▶ Exercise: Print out each record below, unaltered and complete, without its images.

▶ Provided data:

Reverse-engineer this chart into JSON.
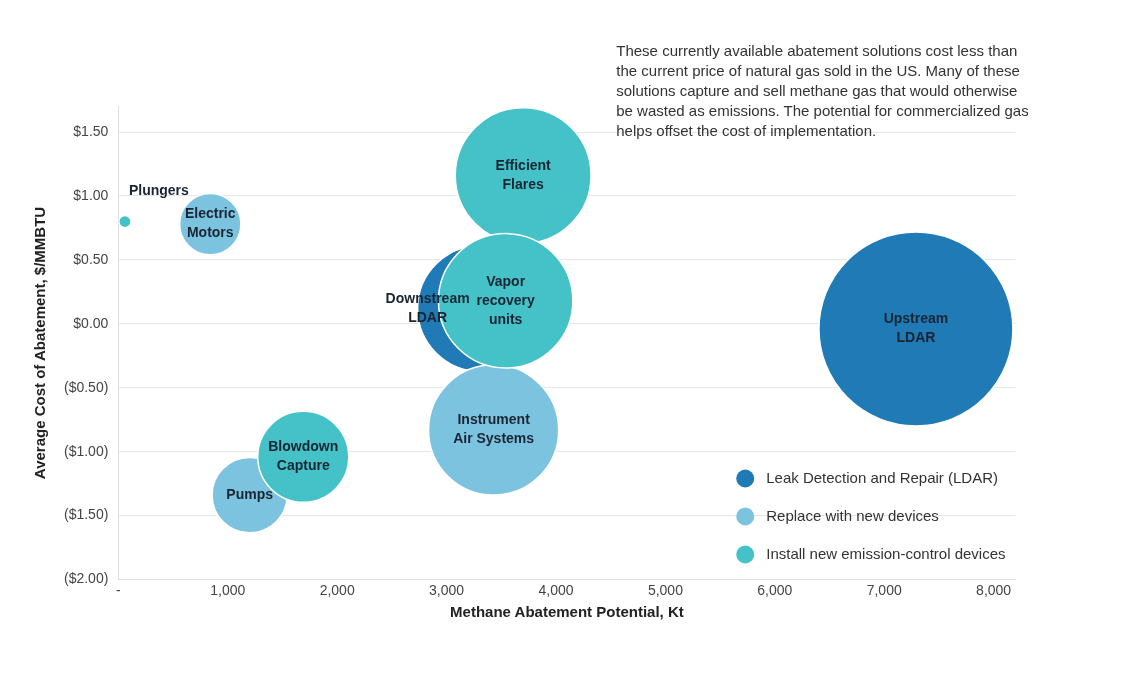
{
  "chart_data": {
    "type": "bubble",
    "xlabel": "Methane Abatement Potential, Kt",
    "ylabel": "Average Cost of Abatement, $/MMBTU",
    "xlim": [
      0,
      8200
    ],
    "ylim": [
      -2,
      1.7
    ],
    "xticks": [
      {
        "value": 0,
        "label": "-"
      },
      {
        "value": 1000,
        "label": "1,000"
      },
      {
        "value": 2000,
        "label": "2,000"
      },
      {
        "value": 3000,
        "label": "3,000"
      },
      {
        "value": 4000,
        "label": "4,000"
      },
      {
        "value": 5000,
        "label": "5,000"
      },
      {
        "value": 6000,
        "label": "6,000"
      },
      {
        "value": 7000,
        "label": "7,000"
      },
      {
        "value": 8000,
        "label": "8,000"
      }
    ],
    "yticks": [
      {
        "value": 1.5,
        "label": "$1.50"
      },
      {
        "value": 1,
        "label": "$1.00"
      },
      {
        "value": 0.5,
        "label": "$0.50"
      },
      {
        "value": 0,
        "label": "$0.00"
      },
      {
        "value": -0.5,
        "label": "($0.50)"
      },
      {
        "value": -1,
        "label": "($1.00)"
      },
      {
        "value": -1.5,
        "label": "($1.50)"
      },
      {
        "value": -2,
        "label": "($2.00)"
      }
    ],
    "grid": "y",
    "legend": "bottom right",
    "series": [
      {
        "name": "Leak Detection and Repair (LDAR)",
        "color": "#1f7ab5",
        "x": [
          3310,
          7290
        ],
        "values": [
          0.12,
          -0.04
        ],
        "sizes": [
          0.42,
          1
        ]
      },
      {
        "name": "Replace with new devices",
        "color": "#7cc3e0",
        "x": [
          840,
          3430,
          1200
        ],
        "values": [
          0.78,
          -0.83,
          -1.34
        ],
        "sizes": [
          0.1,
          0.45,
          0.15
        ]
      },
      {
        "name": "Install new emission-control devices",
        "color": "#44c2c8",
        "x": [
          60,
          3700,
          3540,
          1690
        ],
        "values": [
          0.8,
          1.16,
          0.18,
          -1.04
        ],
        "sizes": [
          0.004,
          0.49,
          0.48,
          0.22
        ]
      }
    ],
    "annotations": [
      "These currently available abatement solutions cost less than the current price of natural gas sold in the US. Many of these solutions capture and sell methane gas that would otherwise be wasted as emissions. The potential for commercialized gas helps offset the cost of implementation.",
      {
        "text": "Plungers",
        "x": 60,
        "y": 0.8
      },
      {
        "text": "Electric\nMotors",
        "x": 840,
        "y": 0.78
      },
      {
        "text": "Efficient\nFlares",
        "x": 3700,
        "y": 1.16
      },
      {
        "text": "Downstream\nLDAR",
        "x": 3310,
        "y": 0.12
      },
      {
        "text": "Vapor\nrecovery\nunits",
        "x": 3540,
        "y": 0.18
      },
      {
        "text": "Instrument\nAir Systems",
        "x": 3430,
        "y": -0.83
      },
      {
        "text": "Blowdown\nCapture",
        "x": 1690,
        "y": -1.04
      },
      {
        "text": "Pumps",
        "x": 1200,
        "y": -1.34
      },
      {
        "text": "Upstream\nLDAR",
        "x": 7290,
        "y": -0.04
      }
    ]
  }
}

▶ Correct result:
Reverse-engineer this chart into JSON.
{
  "chart_data": {
    "type": "bubble",
    "xlabel": "Methane Abatement Potential, Kt",
    "ylabel": "Average Cost of Abatement, $/MMBTU",
    "xlim": [
      0,
      8200
    ],
    "ylim": [
      -2,
      1.7
    ],
    "xticks": [
      {
        "value": 0,
        "label": "-"
      },
      {
        "value": 1000,
        "label": "1,000"
      },
      {
        "value": 2000,
        "label": "2,000"
      },
      {
        "value": 3000,
        "label": "3,000"
      },
      {
        "value": 4000,
        "label": "4,000"
      },
      {
        "value": 5000,
        "label": "5,000"
      },
      {
        "value": 6000,
        "label": "6,000"
      },
      {
        "value": 7000,
        "label": "7,000"
      },
      {
        "value": 8000,
        "label": "8,000"
      }
    ],
    "yticks": [
      {
        "value": 1.5,
        "label": "$1.50"
      },
      {
        "value": 1,
        "label": "$1.00"
      },
      {
        "value": 0.5,
        "label": "$0.50"
      },
      {
        "value": 0,
        "label": "$0.00"
      },
      {
        "value": -0.5,
        "label": "($0.50)"
      },
      {
        "value": -1,
        "label": "($1.00)"
      },
      {
        "value": -1.5,
        "label": "($1.50)"
      },
      {
        "value": -2,
        "label": "($2.00)"
      }
    ],
    "grid": "y",
    "legend": "bottom right",
    "series": [
      {
        "name": "Leak Detection and Repair (LDAR)",
        "color": "#1f7ab5",
        "x": [
          3310,
          7290
        ],
        "values": [
          0.12,
          -0.04
        ],
        "sizes": [
          0.42,
          1
        ]
      },
      {
        "name": "Replace with new devices",
        "color": "#7cc3e0",
        "x": [
          840,
          3430,
          1200
        ],
        "values": [
          0.78,
          -0.83,
          -1.34
        ],
        "sizes": [
          0.1,
          0.45,
          0.15
        ]
      },
      {
        "name": "Install new emission-control devices",
        "color": "#44c2c8",
        "x": [
          60,
          3700,
          3540,
          1690
        ],
        "values": [
          0.8,
          1.16,
          0.18,
          -1.04
        ],
        "sizes": [
          0.004,
          0.49,
          0.48,
          0.22
        ]
      }
    ],
    "annotations": [
      "These currently available abatement solutions cost less than the current price of natural gas sold in the US. Many of these solutions capture and sell methane gas that would otherwise be wasted as emissions. The potential for commercialized gas helps offset the cost of implementation.",
      {
        "text": "Plungers",
        "x": 60,
        "y": 0.8
      },
      {
        "text": "Electric\nMotors",
        "x": 840,
        "y": 0.78
      },
      {
        "text": "Efficient\nFlares",
        "x": 3700,
        "y": 1.16
      },
      {
        "text": "Downstream\nLDAR",
        "x": 3310,
        "y": 0.12
      },
      {
        "text": "Vapor\nrecovery\nunits",
        "x": 3540,
        "y": 0.18
      },
      {
        "text": "Instrument\nAir Systems",
        "x": 3430,
        "y": -0.83
      },
      {
        "text": "Blowdown\nCapture",
        "x": 1690,
        "y": -1.04
      },
      {
        "text": "Pumps",
        "x": 1200,
        "y": -1.34
      },
      {
        "text": "Upstream\nLDAR",
        "x": 7290,
        "y": -0.04
      }
    ]
  }
}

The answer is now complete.